Task requirements:
State only the number of lines that contain the string "title".
-- START OF Task data --
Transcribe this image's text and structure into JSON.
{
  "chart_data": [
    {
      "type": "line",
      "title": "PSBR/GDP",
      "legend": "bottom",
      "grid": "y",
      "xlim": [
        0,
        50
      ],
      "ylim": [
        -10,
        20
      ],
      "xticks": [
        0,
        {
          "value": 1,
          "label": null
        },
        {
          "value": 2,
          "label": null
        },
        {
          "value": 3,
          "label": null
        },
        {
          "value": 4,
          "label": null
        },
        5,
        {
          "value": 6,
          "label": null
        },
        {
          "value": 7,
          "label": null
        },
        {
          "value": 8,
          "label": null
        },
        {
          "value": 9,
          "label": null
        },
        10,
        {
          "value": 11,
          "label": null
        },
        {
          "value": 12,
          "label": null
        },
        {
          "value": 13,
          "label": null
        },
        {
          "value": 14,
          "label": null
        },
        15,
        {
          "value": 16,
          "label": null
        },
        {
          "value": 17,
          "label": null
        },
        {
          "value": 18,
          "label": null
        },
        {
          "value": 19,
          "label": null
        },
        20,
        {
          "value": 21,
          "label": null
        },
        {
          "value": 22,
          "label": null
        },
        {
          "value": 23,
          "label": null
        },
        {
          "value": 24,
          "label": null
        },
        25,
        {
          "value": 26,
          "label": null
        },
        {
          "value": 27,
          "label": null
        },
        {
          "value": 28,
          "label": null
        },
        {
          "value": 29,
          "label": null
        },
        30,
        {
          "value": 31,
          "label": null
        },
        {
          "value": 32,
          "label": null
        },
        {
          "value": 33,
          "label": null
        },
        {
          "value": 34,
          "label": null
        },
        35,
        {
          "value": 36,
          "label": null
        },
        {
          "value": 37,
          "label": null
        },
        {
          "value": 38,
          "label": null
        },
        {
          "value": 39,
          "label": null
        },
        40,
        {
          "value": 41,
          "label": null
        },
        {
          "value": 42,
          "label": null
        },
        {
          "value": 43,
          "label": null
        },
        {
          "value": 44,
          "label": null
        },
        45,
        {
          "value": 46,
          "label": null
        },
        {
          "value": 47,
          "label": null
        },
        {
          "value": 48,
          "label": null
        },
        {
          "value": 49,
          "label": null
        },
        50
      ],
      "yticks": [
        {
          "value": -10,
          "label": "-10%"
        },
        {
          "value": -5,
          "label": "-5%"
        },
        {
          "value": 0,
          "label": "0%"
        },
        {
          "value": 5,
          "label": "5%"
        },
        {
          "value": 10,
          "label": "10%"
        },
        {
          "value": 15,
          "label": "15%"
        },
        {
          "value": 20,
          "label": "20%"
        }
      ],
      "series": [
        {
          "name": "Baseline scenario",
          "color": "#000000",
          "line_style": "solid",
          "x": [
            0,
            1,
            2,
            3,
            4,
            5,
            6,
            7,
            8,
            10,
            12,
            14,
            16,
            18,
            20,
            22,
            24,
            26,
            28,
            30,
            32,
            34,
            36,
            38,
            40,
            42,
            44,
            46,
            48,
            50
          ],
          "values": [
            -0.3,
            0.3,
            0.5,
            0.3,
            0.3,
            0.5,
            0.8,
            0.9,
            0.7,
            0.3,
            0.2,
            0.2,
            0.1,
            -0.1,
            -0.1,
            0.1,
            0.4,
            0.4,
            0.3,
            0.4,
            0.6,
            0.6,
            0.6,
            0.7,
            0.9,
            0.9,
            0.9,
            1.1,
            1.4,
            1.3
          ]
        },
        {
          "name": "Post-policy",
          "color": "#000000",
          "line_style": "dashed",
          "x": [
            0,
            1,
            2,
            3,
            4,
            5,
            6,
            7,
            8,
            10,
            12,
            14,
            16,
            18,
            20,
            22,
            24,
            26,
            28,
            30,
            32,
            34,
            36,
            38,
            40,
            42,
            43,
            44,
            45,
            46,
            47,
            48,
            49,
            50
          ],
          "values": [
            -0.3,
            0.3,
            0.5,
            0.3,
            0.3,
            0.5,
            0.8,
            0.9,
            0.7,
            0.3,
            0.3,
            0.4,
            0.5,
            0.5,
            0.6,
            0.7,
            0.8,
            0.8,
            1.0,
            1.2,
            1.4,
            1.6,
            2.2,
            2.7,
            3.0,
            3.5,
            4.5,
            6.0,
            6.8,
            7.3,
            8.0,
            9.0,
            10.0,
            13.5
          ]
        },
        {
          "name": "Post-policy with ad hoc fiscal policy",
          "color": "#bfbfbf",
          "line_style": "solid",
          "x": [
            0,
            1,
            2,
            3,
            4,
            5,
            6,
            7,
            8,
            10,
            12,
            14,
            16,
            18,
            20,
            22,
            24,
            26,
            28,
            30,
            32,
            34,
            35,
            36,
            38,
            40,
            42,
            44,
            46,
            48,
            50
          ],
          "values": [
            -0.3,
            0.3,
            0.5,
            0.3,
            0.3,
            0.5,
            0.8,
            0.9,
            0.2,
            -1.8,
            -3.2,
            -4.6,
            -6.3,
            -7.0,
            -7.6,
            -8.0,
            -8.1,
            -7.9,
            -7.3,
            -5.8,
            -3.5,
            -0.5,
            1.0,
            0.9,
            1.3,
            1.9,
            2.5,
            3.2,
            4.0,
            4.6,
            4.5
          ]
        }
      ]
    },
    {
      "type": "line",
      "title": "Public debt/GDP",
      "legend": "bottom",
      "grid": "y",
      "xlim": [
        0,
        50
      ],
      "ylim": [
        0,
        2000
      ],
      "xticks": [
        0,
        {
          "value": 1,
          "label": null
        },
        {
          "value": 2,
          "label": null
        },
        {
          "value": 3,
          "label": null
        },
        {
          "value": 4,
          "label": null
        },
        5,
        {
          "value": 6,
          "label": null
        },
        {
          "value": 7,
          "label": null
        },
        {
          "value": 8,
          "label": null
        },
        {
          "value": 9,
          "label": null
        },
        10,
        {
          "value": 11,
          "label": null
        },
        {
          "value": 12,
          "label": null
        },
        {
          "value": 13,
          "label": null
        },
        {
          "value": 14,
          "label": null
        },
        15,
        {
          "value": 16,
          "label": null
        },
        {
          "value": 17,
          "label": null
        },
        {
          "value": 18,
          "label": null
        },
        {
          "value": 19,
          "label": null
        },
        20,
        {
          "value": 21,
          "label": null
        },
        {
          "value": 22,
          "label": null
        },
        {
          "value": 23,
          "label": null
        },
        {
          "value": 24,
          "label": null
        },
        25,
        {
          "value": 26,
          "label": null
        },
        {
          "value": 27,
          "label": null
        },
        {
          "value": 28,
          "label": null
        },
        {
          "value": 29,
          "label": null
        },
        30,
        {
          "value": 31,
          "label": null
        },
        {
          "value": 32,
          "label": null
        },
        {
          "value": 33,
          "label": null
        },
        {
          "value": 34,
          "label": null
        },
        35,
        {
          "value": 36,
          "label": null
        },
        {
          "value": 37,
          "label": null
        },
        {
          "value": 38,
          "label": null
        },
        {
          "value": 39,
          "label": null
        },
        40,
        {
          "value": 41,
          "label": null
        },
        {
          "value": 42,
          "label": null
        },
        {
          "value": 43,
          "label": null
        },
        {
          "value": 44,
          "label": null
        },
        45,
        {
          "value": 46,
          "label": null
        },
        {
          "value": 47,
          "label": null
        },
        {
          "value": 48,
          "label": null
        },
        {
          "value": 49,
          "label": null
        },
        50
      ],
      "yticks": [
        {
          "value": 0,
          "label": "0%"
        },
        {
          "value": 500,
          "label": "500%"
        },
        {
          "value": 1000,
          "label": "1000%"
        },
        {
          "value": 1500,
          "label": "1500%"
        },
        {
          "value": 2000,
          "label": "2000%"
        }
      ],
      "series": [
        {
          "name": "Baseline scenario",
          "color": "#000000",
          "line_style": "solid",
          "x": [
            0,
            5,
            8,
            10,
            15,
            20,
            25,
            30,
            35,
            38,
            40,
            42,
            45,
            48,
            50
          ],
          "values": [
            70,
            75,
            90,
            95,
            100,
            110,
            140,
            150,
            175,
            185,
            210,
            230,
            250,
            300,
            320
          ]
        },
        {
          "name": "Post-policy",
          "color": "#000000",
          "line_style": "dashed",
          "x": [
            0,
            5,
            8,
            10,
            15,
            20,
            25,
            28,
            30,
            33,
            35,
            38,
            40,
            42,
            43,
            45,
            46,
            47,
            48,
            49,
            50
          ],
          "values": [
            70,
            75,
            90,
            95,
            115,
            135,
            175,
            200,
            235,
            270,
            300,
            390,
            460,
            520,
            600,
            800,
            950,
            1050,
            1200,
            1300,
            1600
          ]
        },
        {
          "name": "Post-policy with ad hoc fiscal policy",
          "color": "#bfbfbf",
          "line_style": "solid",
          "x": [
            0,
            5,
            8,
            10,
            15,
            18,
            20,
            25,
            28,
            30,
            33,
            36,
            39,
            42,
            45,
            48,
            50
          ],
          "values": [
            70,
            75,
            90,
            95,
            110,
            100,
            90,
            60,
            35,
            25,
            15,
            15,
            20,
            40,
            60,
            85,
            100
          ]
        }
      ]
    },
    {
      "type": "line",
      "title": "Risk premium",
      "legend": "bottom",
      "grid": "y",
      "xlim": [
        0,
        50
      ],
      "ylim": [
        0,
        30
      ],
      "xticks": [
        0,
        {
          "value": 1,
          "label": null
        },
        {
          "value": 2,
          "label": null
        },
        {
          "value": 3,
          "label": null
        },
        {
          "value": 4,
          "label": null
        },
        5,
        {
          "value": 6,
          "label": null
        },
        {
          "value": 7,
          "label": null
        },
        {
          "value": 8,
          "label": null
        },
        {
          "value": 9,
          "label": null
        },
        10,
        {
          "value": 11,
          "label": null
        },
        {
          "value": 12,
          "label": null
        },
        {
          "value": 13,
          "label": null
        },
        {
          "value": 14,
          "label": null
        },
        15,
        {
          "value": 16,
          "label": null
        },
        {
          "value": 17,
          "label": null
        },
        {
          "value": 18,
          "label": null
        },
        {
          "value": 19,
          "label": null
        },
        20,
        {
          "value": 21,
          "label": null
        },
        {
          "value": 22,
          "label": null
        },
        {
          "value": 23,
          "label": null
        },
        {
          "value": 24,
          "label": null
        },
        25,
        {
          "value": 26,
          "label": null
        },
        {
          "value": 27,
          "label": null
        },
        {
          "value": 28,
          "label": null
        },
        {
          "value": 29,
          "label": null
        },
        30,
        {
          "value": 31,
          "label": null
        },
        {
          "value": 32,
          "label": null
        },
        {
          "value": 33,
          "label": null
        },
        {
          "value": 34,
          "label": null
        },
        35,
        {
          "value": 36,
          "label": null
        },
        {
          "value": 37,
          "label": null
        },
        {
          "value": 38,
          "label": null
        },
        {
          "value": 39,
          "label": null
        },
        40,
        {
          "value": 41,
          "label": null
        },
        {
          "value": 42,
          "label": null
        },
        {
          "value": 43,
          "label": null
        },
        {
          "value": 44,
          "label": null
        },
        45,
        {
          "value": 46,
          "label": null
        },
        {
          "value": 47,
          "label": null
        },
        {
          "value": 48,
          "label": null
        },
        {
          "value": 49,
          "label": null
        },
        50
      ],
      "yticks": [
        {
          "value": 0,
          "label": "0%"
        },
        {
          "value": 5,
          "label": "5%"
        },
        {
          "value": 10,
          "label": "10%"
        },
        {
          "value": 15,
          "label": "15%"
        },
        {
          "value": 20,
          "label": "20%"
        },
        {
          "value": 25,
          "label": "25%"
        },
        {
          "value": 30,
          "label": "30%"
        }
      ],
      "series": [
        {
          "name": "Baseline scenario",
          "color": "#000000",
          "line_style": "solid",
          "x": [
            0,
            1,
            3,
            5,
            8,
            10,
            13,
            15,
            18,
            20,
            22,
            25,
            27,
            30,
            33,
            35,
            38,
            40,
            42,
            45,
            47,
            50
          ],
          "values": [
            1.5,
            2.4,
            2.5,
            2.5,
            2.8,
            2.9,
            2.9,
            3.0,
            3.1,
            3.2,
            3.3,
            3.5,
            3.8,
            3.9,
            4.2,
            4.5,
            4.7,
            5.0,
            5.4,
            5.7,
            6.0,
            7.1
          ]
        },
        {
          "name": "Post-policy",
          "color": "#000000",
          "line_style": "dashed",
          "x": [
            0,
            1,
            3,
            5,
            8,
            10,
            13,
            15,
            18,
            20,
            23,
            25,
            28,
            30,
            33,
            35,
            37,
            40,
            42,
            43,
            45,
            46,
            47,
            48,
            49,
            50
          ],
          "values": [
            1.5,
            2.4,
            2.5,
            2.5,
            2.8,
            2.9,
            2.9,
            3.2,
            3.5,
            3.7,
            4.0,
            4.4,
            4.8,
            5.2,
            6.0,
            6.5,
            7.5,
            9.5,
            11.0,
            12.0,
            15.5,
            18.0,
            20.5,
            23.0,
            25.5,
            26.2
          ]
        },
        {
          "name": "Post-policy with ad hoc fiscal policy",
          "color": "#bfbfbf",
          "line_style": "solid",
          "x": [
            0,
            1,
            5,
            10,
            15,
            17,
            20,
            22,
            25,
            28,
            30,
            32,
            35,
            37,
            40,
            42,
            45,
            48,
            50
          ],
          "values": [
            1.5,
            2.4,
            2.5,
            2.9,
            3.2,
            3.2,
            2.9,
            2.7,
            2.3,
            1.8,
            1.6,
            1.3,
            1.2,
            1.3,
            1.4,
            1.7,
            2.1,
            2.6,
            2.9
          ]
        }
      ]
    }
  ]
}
-- END OF Task data --
Full response:
3